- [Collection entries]
+--

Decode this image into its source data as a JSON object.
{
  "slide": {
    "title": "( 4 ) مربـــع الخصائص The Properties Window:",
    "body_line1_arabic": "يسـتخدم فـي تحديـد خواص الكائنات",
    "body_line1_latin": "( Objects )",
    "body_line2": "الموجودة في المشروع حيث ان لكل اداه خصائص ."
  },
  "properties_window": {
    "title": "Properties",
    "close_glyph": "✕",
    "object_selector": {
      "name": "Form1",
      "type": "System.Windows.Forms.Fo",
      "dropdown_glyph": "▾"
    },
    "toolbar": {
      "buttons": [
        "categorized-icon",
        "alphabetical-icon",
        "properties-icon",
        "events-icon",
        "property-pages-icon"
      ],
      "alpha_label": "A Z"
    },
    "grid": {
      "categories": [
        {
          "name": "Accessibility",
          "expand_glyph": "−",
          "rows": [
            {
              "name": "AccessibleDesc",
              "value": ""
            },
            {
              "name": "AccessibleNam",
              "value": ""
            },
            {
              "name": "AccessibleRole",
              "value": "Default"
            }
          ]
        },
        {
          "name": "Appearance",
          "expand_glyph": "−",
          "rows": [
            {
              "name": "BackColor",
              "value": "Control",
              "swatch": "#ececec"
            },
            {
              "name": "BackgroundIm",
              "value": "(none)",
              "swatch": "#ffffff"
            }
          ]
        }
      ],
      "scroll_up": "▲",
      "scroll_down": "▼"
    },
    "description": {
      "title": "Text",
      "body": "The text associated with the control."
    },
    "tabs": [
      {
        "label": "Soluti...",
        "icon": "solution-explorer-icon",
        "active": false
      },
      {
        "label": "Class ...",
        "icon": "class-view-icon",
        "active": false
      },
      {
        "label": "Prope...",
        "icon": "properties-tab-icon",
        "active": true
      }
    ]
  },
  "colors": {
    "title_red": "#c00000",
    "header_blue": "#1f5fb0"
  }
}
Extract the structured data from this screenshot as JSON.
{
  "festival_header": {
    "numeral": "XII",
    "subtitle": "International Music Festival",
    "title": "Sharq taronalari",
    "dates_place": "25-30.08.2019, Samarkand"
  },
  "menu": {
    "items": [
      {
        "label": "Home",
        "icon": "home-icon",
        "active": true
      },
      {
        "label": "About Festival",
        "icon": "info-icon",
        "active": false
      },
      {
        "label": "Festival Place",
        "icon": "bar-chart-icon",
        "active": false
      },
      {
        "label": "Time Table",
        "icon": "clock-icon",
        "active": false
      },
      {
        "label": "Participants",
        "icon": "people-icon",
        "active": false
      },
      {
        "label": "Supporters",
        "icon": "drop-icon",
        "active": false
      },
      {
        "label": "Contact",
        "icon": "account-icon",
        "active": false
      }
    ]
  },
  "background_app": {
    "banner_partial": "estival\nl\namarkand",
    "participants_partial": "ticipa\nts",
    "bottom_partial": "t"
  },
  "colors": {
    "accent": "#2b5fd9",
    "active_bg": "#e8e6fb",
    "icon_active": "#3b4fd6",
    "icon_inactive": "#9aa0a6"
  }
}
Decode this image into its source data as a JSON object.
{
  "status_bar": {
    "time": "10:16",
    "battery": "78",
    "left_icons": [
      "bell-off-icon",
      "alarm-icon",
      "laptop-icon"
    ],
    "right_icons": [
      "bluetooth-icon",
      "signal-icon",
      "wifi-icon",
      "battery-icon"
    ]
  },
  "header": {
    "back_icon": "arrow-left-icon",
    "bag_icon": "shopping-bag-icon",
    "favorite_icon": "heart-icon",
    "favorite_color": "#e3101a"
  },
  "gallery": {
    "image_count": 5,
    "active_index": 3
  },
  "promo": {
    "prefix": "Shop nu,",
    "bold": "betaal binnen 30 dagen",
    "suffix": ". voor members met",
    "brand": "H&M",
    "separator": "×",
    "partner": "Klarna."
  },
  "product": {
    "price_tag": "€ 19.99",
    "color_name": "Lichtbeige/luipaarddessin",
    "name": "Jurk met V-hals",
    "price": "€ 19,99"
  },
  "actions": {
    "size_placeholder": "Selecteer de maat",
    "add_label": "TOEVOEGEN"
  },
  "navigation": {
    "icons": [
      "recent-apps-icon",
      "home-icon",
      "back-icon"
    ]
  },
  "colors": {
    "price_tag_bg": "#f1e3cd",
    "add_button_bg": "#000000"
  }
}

+--

- [What to do]
Transcribe the entire listing above precisely.

- [Solution below]
Decode this image into its source data as a JSON object.
{
  "slide": {
    "title": "( 4 ) مربـــع الخصائص The Properties Window:",
    "body_line1_arabic": "يسـتخدم فـي تحديـد خواص الكائنات",
    "body_line1_latin": "( Objects )",
    "body_line2": "الموجودة في المشروع حيث ان لكل اداه خصائص ."
  },
  "properties_window": {
    "title": "Properties",
    "close_glyph": "✕",
    "object_selector": {
      "name": "Form1",
      "type": "System.Windows.Forms.Fo",
      "dropdown_glyph": "▾"
    },
    "toolbar": {
      "buttons": [
        "categorized-icon",
        "alphabetical-icon",
        "properties-icon",
        "events-icon",
        "property-pages-icon"
      ],
      "alpha_label": "A Z"
    },
    "grid": {
      "categories": [
        {
          "name": "Accessibility",
          "expand_glyph": "−",
          "rows": [
            {
              "name": "AccessibleDesc",
              "value": ""
            },
            {
              "name": "AccessibleNam",
              "value": ""
            },
            {
              "name": "AccessibleRole",
              "value": "Default"
            }
          ]
        },
        {
          "name": "Appearance",
          "expand_glyph": "−",
          "rows": [
            {
              "name": "BackColor",
              "value": "Control",
              "swatch": "#ececec"
            },
            {
              "name": "BackgroundIm",
              "value": "(none)",
              "swatch": "#ffffff"
            }
          ]
        }
      ],
      "scroll_up": "▲",
      "scroll_down": "▼"
    },
    "description": {
      "title": "Text",
      "body": "The text associated with the control."
    },
    "tabs": [
      {
        "label": "Soluti...",
        "icon": "solution-explorer-icon",
        "active": false
      },
      {
        "label": "Class ...",
        "icon": "class-view-icon",
        "active": false
      },
      {
        "label": "Prope...",
        "icon": "properties-tab-icon",
        "active": true
      }
    ]
  },
  "colors": {
    "title_red": "#c00000",
    "header_blue": "#1f5fb0"
  }
}
Extract the structured data from this screenshot as JSON.
{
  "festival_header": {
    "numeral": "XII",
    "subtitle": "International Music Festival",
    "title": "Sharq taronalari",
    "dates_place": "25-30.08.2019, Samarkand"
  },
  "menu": {
    "items": [
      {
        "label": "Home",
        "icon": "home-icon",
        "active": true
      },
      {
        "label": "About Festival",
        "icon": "info-icon",
        "active": false
      },
      {
        "label": "Festival Place",
        "icon": "bar-chart-icon",
        "active": false
      },
      {
        "label": "Time Table",
        "icon": "clock-icon",
        "active": false
      },
      {
        "label": "Participants",
        "icon": "people-icon",
        "active": false
      },
      {
        "label": "Supporters",
        "icon": "drop-icon",
        "active": false
      },
      {
        "label": "Contact",
        "icon": "account-icon",
        "active": false
      }
    ]
  },
  "background_app": {
    "banner_partial": "estival\nl\namarkand",
    "participants_partial": "ticipa\nts",
    "bottom_partial": "t"
  },
  "colors": {
    "accent": "#2b5fd9",
    "active_bg": "#e8e6fb",
    "icon_active": "#3b4fd6",
    "icon_inactive": "#9aa0a6"
  }
}
Decode this image into its source data as a JSON object.
{
  "status_bar": {
    "time": "10:16",
    "battery": "78",
    "left_icons": [
      "bell-off-icon",
      "alarm-icon",
      "laptop-icon"
    ],
    "right_icons": [
      "bluetooth-icon",
      "signal-icon",
      "wifi-icon",
      "battery-icon"
    ]
  },
  "header": {
    "back_icon": "arrow-left-icon",
    "bag_icon": "shopping-bag-icon",
    "favorite_icon": "heart-icon",
    "favorite_color": "#e3101a"
  },
  "gallery": {
    "image_count": 5,
    "active_index": 3
  },
  "promo": {
    "prefix": "Shop nu,",
    "bold": "betaal binnen 30 dagen",
    "suffix": ". voor members met",
    "brand": "H&M",
    "separator": "×",
    "partner": "Klarna."
  },
  "product": {
    "price_tag": "€ 19.99",
    "color_name": "Lichtbeige/luipaarddessin",
    "name": "Jurk met V-hals",
    "price": "€ 19,99"
  },
  "actions": {
    "size_placeholder": "Selecteer de maat",
    "add_label": "TOEVOEGEN"
  },
  "navigation": {
    "icons": [
      "recent-apps-icon",
      "home-icon",
      "back-icon"
    ]
  },
  "colors": {
    "price_tag_bg": "#f1e3cd",
    "add_button_bg": "#000000"
  }
}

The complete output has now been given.